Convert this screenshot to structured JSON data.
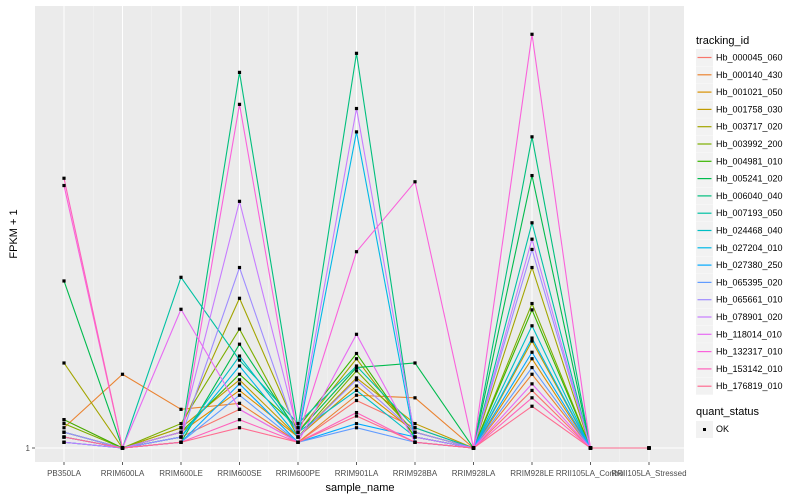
{
  "chart_data": {
    "type": "line",
    "xlabel": "sample_name",
    "ylabel": "FPKM + 1",
    "y_ticks": [
      "1"
    ],
    "categories": [
      "PB350LA",
      "RRIM600LA",
      "RRIM600LE",
      "RRIM600SE",
      "RRIM600PE",
      "RRIM901LA",
      "RRIM928BA",
      "RRIM928LA",
      "RRIM928LE",
      "RRII105LA_Control",
      "RRII105LA_Stressed"
    ],
    "scale": "log",
    "ylim": [
      1,
      1120
    ],
    "grid": true,
    "background": "#ebebeb",
    "legend_position": "right",
    "series": [
      {
        "name": "Hb_000045_060",
        "color": "#F8766D",
        "values": [
          1.6,
          1,
          1.2,
          1.9,
          1.1,
          2.2,
          1.4,
          1,
          2.6,
          1,
          1
        ]
      },
      {
        "name": "Hb_000140_430",
        "color": "#EA8331",
        "values": [
          1.4,
          3.4,
          1.9,
          2.1,
          1.1,
          2.4,
          2.3,
          1,
          3.4,
          1,
          1
        ]
      },
      {
        "name": "Hb_001021_050",
        "color": "#D89000",
        "values": [
          1.2,
          1,
          1.3,
          2.6,
          1.2,
          2.8,
          1.3,
          1,
          4.4,
          1,
          1
        ]
      },
      {
        "name": "Hb_001758_030",
        "color": "#C09B00",
        "values": [
          1.3,
          1,
          1.4,
          3.1,
          1.2,
          3.2,
          1.5,
          1,
          5.9,
          1,
          1
        ]
      },
      {
        "name": "Hb_003717_020",
        "color": "#A3A500",
        "values": [
          4.1,
          1,
          1.4,
          12,
          1.3,
          4.4,
          1.2,
          1,
          20,
          1,
          1
        ]
      },
      {
        "name": "Hb_003992_200",
        "color": "#7CAE00",
        "values": [
          1.5,
          1,
          1.5,
          7.2,
          1.2,
          3.6,
          1.3,
          1,
          11,
          1,
          1
        ]
      },
      {
        "name": "Hb_004981_010",
        "color": "#39B600",
        "values": [
          1.6,
          1,
          1.3,
          3.4,
          1.4,
          4.8,
          1.2,
          1,
          9.9,
          1,
          1
        ]
      },
      {
        "name": "Hb_005241_020",
        "color": "#00BB4E",
        "values": [
          16,
          1,
          1.1,
          5.6,
          1.3,
          3.8,
          4.1,
          1,
          92,
          1,
          1
        ]
      },
      {
        "name": "Hb_006040_040",
        "color": "#00BF7D",
        "values": [
          1.3,
          1,
          1.2,
          510,
          1.4,
          700,
          1.1,
          1,
          175,
          1,
          1
        ]
      },
      {
        "name": "Hb_007193_050",
        "color": "#00C1A3",
        "values": [
          1.1,
          1,
          17,
          4.3,
          1.5,
          3.9,
          1.4,
          1,
          42,
          1,
          1
        ]
      },
      {
        "name": "Hb_024468_040",
        "color": "#00BFC4",
        "values": [
          1.2,
          1,
          1.2,
          4.6,
          1.3,
          2.6,
          1.2,
          1,
          7.6,
          1,
          1
        ]
      },
      {
        "name": "Hb_027204_010",
        "color": "#00B8E7",
        "values": [
          1.1,
          1,
          1.2,
          3.9,
          1.2,
          190,
          1.1,
          1,
          6.2,
          1,
          1
        ]
      },
      {
        "name": "Hb_027380_250",
        "color": "#00A9FF",
        "values": [
          1.2,
          1,
          1.1,
          2.9,
          1.1,
          1.5,
          1.2,
          1,
          4.9,
          1,
          1
        ]
      },
      {
        "name": "Hb_065395_020",
        "color": "#619CFF",
        "values": [
          1.1,
          1,
          1.1,
          2.4,
          1.1,
          1.4,
          1.1,
          1,
          3.8,
          1,
          1
        ]
      },
      {
        "name": "Hb_065661_010",
        "color": "#9F8CFF",
        "values": [
          1.3,
          1,
          1.2,
          20,
          1.2,
          3.1,
          1.3,
          1,
          27,
          1,
          1
        ]
      },
      {
        "name": "Hb_078901_020",
        "color": "#C77CFF",
        "values": [
          1.1,
          1,
          1.3,
          60,
          1.3,
          280,
          1.2,
          1,
          32,
          1,
          1
        ]
      },
      {
        "name": "Hb_118014_010",
        "color": "#E76BF3",
        "values": [
          1.2,
          1,
          10,
          1.9,
          1.1,
          6.6,
          1.1,
          1,
          2.9,
          1,
          1
        ]
      },
      {
        "name": "Hb_132317_010",
        "color": "#FA62DB",
        "values": [
          78,
          1,
          1.1,
          300,
          1.2,
          26,
          83,
          1,
          960,
          1,
          1
        ]
      },
      {
        "name": "Hb_153142_010",
        "color": "#FF62BC",
        "values": [
          88,
          1,
          1.1,
          1.6,
          1.1,
          1.8,
          1.1,
          1,
          2.3,
          1,
          1
        ]
      },
      {
        "name": "Hb_176819_010",
        "color": "#FF6C91",
        "values": [
          1.2,
          1,
          1.1,
          1.4,
          1.1,
          1.7,
          1.1,
          1,
          2.0,
          1,
          1
        ]
      }
    ],
    "legend_title": "tracking_id",
    "quant_legend_title": "quant_status",
    "quant_legend_item": "OK"
  }
}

■ ■ ■ ■ ■

* [EXERCISE] Your task is to repeat the data above exactly while excluding the pictures.

* [OUTPUT FOR THIS EXERCISE]
Convert this screenshot to structured JSON data.
{
  "chart_data": {
    "type": "line",
    "xlabel": "sample_name",
    "ylabel": "FPKM + 1",
    "y_ticks": [
      "1"
    ],
    "categories": [
      "PB350LA",
      "RRIM600LA",
      "RRIM600LE",
      "RRIM600SE",
      "RRIM600PE",
      "RRIM901LA",
      "RRIM928BA",
      "RRIM928LA",
      "RRIM928LE",
      "RRII105LA_Control",
      "RRII105LA_Stressed"
    ],
    "scale": "log",
    "ylim": [
      1,
      1120
    ],
    "grid": true,
    "background": "#ebebeb",
    "legend_position": "right",
    "series": [
      {
        "name": "Hb_000045_060",
        "color": "#F8766D",
        "values": [
          1.6,
          1,
          1.2,
          1.9,
          1.1,
          2.2,
          1.4,
          1,
          2.6,
          1,
          1
        ]
      },
      {
        "name": "Hb_000140_430",
        "color": "#EA8331",
        "values": [
          1.4,
          3.4,
          1.9,
          2.1,
          1.1,
          2.4,
          2.3,
          1,
          3.4,
          1,
          1
        ]
      },
      {
        "name": "Hb_001021_050",
        "color": "#D89000",
        "values": [
          1.2,
          1,
          1.3,
          2.6,
          1.2,
          2.8,
          1.3,
          1,
          4.4,
          1,
          1
        ]
      },
      {
        "name": "Hb_001758_030",
        "color": "#C09B00",
        "values": [
          1.3,
          1,
          1.4,
          3.1,
          1.2,
          3.2,
          1.5,
          1,
          5.9,
          1,
          1
        ]
      },
      {
        "name": "Hb_003717_020",
        "color": "#A3A500",
        "values": [
          4.1,
          1,
          1.4,
          12,
          1.3,
          4.4,
          1.2,
          1,
          20,
          1,
          1
        ]
      },
      {
        "name": "Hb_003992_200",
        "color": "#7CAE00",
        "values": [
          1.5,
          1,
          1.5,
          7.2,
          1.2,
          3.6,
          1.3,
          1,
          11,
          1,
          1
        ]
      },
      {
        "name": "Hb_004981_010",
        "color": "#39B600",
        "values": [
          1.6,
          1,
          1.3,
          3.4,
          1.4,
          4.8,
          1.2,
          1,
          9.9,
          1,
          1
        ]
      },
      {
        "name": "Hb_005241_020",
        "color": "#00BB4E",
        "values": [
          16,
          1,
          1.1,
          5.6,
          1.3,
          3.8,
          4.1,
          1,
          92,
          1,
          1
        ]
      },
      {
        "name": "Hb_006040_040",
        "color": "#00BF7D",
        "values": [
          1.3,
          1,
          1.2,
          510,
          1.4,
          700,
          1.1,
          1,
          175,
          1,
          1
        ]
      },
      {
        "name": "Hb_007193_050",
        "color": "#00C1A3",
        "values": [
          1.1,
          1,
          17,
          4.3,
          1.5,
          3.9,
          1.4,
          1,
          42,
          1,
          1
        ]
      },
      {
        "name": "Hb_024468_040",
        "color": "#00BFC4",
        "values": [
          1.2,
          1,
          1.2,
          4.6,
          1.3,
          2.6,
          1.2,
          1,
          7.6,
          1,
          1
        ]
      },
      {
        "name": "Hb_027204_010",
        "color": "#00B8E7",
        "values": [
          1.1,
          1,
          1.2,
          3.9,
          1.2,
          190,
          1.1,
          1,
          6.2,
          1,
          1
        ]
      },
      {
        "name": "Hb_027380_250",
        "color": "#00A9FF",
        "values": [
          1.2,
          1,
          1.1,
          2.9,
          1.1,
          1.5,
          1.2,
          1,
          4.9,
          1,
          1
        ]
      },
      {
        "name": "Hb_065395_020",
        "color": "#619CFF",
        "values": [
          1.1,
          1,
          1.1,
          2.4,
          1.1,
          1.4,
          1.1,
          1,
          3.8,
          1,
          1
        ]
      },
      {
        "name": "Hb_065661_010",
        "color": "#9F8CFF",
        "values": [
          1.3,
          1,
          1.2,
          20,
          1.2,
          3.1,
          1.3,
          1,
          27,
          1,
          1
        ]
      },
      {
        "name": "Hb_078901_020",
        "color": "#C77CFF",
        "values": [
          1.1,
          1,
          1.3,
          60,
          1.3,
          280,
          1.2,
          1,
          32,
          1,
          1
        ]
      },
      {
        "name": "Hb_118014_010",
        "color": "#E76BF3",
        "values": [
          1.2,
          1,
          10,
          1.9,
          1.1,
          6.6,
          1.1,
          1,
          2.9,
          1,
          1
        ]
      },
      {
        "name": "Hb_132317_010",
        "color": "#FA62DB",
        "values": [
          78,
          1,
          1.1,
          300,
          1.2,
          26,
          83,
          1,
          960,
          1,
          1
        ]
      },
      {
        "name": "Hb_153142_010",
        "color": "#FF62BC",
        "values": [
          88,
          1,
          1.1,
          1.6,
          1.1,
          1.8,
          1.1,
          1,
          2.3,
          1,
          1
        ]
      },
      {
        "name": "Hb_176819_010",
        "color": "#FF6C91",
        "values": [
          1.2,
          1,
          1.1,
          1.4,
          1.1,
          1.7,
          1.1,
          1,
          2.0,
          1,
          1
        ]
      }
    ],
    "legend_title": "tracking_id",
    "quant_legend_title": "quant_status",
    "quant_legend_item": "OK"
  }
}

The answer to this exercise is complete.